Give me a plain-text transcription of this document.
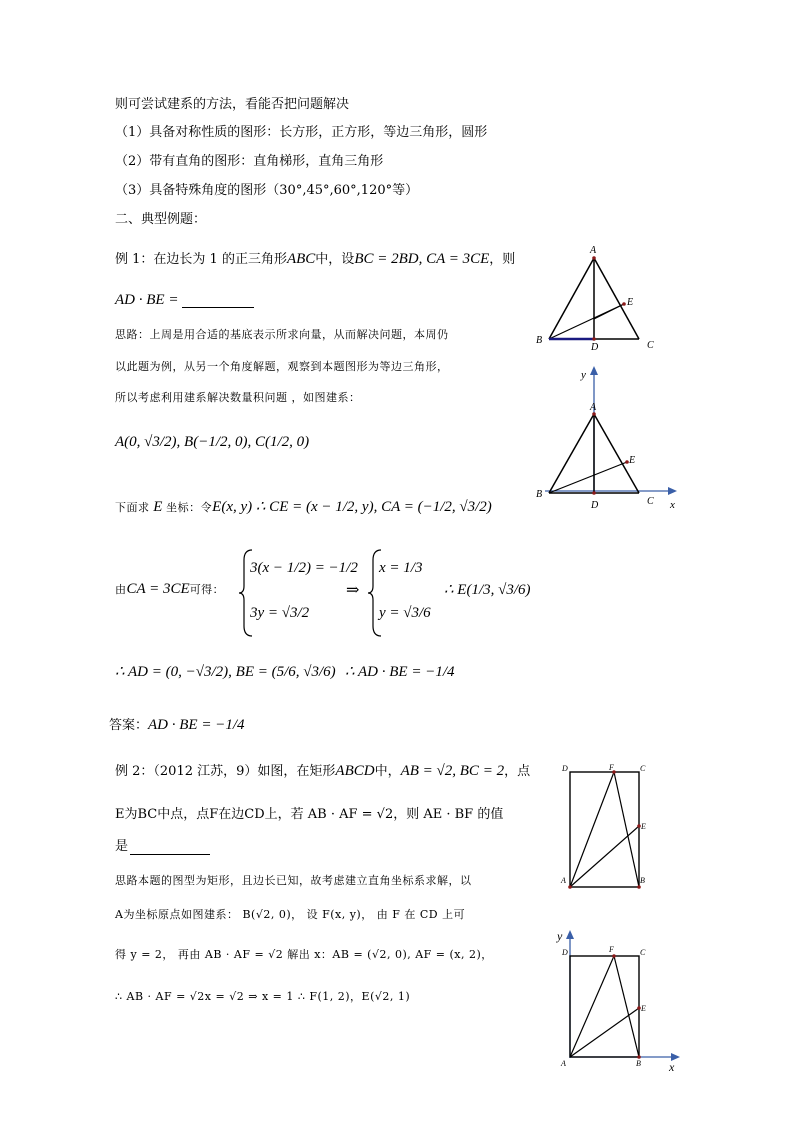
则可尝试建系的方法，看能否把问题解决
（1）具备对称性质的图形：长方形，正方形，等边三角形，圆形
（2）带有直角的图形：直角梯形，直角三角形
（3）具备特殊角度的图形（30°,45°,60°,120°等）
二、典型例题：
例 1：在边长为 1 的正三角形ABC中，设BC = 2BD, CA = 3CE，则
AD · BE =
思路：上周是用合适的基底表示所求向量，从而解决问题，本周仍
以此题为例，从另一个角度解题，观察到本题图形为等边三角形，
所以考虑利用建系解决数量积问题 ，如图建系：
A(0, √3/2), B(−1/2, 0), C(1/2, 0)
下面求 E 坐标：令E(x, y) ∴ CE = (x − 1/2, y), CA = (−1/2, √3/2)
由CA = 3CE可得：
3(x − 1/2) = −1/2
3y = √3/2
⇒
x = 1/3
y = √3/6
∴ E(1/3, √3/6)
∴ AD = (0, −√3/2), BE = (5/6, √3/6) ∴ AD · BE = −1/4
答案：AD · BE = −1/4
例 2：（2012 江苏，9）如图，在矩形ABCD中，AB = √2, BC = 2，点
E为BC中点，点F在边CD上，若 AB · AF = √2，则 AE · BF 的值
是
思路本题的图型为矩形，且边长已知，故考虑建立直角坐标系求解，以
A为坐标原点如图建系： B(√2, 0)， 设 F(x, y)， 由 F 在 CD 上可
得 y = 2， 再由 AB · AF = √2 解出 x：AB = (√2, 0), AF = (x, 2)，
∴ AB · AF = √2x = √2 ⇒ x = 1 ∴ F(1, 2)，E(√2, 1)
A
E
B
D	C
y
A
E
B
D	C x
D	F	C
E
A	B
y
D	F	C
E
A	B x
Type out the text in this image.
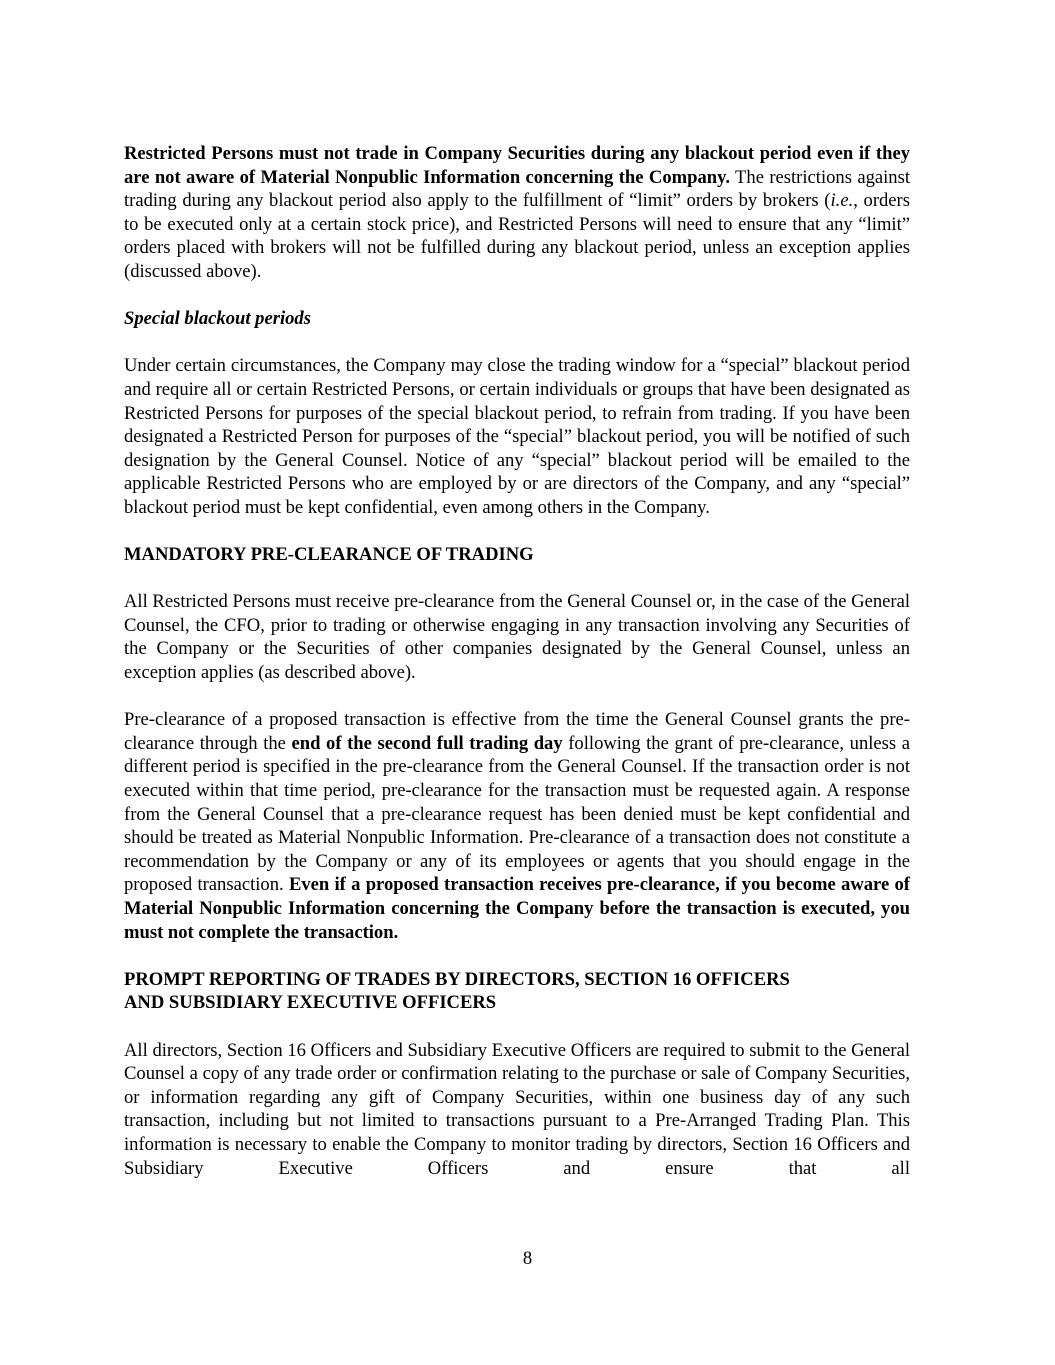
Restricted Persons must not trade in Company Securities during any blackout period even if they are not aware of Material Nonpublic Information concerning the Company. The restrictions against trading during any blackout period also apply to the fulfillment of “limit” orders by brokers (i.e., orders to be executed only at a certain stock price), and Restricted Persons will need to ensure that any “limit” orders placed with brokers will not be fulfilled during any blackout period, unless an exception applies (discussed above).

Special blackout periods

Under certain circumstances, the Company may close the trading window for a “special” blackout period and require all or certain Restricted Persons, or certain individuals or groups that have been designated as Restricted Persons for purposes of the special blackout period, to refrain from trading. If you have been designated a Restricted Person for purposes of the “special” blackout period, you will be notified of such designation by the General Counsel. Notice of any “special” blackout period will be emailed to the applicable Restricted Persons who are employed by or are directors of the Company, and any “special” blackout period must be kept confidential, even among others in the Company.

MANDATORY PRE-CLEARANCE OF TRADING

All Restricted Persons must receive pre-clearance from the General Counsel or, in the case of the General Counsel, the CFO, prior to trading or otherwise engaging in any transaction involving any Securities of the Company or the Securities of other companies designated by the General Counsel, unless an exception applies (as described above).

Pre-clearance of a proposed transaction is effective from the time the General Counsel grants the pre-clearance through the end of the second full trading day following the grant of pre-clearance, unless a different period is specified in the pre-clearance from the General Counsel. If the transaction order is not executed within that time period, pre-clearance for the transaction must be requested again. A response from the General Counsel that a pre-clearance request has been denied must be kept confidential and should be treated as Material Nonpublic Information. Pre-clearance of a transaction does not constitute a recommendation by the Company or any of its employees or agents that you should engage in the proposed transaction. Even if a proposed transaction receives pre-clearance, if you become aware of Material Nonpublic Information concerning the Company before the transaction is executed, you must not complete the transaction.

PROMPT REPORTING OF TRADES BY DIRECTORS, SECTION 16 OFFICERS
AND SUBSIDIARY EXECUTIVE OFFICERS

All directors, Section 16 Officers and Subsidiary Executive Officers are required to submit to the General Counsel a copy of any trade order or confirmation relating to the purchase or sale of Company Securities, or information regarding any gift of Company Securities, within one business day of any such transaction, including but not limited to transactions pursuant to a Pre-Arranged Trading Plan. This information is necessary to enable the Company to monitor trading by directors, Section 16 Officers and Subsidiary Executive Officers and ensure that all

8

──────────

JOB:
Look through the entries and find each line that has the string "text". Copy those lines.

SOLUTION FOR THIS PROBLEM:
Give me a plain-text transcription of this document.
Type out the text in this image.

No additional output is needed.